Required work
Give back all the data exactly, line by line.

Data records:
>> begin
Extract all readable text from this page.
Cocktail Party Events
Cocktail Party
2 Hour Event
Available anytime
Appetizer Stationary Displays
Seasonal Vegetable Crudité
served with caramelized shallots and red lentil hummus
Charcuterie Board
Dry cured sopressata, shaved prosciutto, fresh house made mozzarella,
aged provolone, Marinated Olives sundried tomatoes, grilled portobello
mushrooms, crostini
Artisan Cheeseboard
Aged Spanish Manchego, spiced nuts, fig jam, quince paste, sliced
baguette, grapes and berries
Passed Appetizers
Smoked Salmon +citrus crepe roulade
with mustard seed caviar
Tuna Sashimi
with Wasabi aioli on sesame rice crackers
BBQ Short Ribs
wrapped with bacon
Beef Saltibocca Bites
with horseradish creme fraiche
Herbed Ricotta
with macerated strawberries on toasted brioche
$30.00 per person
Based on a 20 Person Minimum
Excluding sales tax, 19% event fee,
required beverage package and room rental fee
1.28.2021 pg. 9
>> end
Answer to the task
Extract all readable text from this page.
Cocktail Party Events
Cocktail Party
2 Hour Event
Available anytime
Appetizer Stationary Displays
Seasonal Vegetable Crudité
served with caramelized shallots and red lentil hummus
Charcuterie Board
Dry cured sopressata, shaved prosciutto, fresh house made mozzarella,
aged provolone, Marinated Olives sundried tomatoes, grilled portobello
mushrooms, crostini
Artisan Cheeseboard
Aged Spanish Manchego, spiced nuts, fig jam, quince paste, sliced
baguette, grapes and berries
Passed Appetizers
Smoked Salmon +citrus crepe roulade
with mustard seed caviar
Tuna Sashimi
with Wasabi aioli on sesame rice crackers
BBQ Short Ribs
wrapped with bacon
Beef Saltibocca Bites
with horseradish creme fraiche
Herbed Ricotta
with macerated strawberries on toasted brioche
$30.00 per person
Based on a 20 Person Minimum
Excluding sales tax, 19% event fee,
required beverage package and room rental fee
1.28.2021 pg. 9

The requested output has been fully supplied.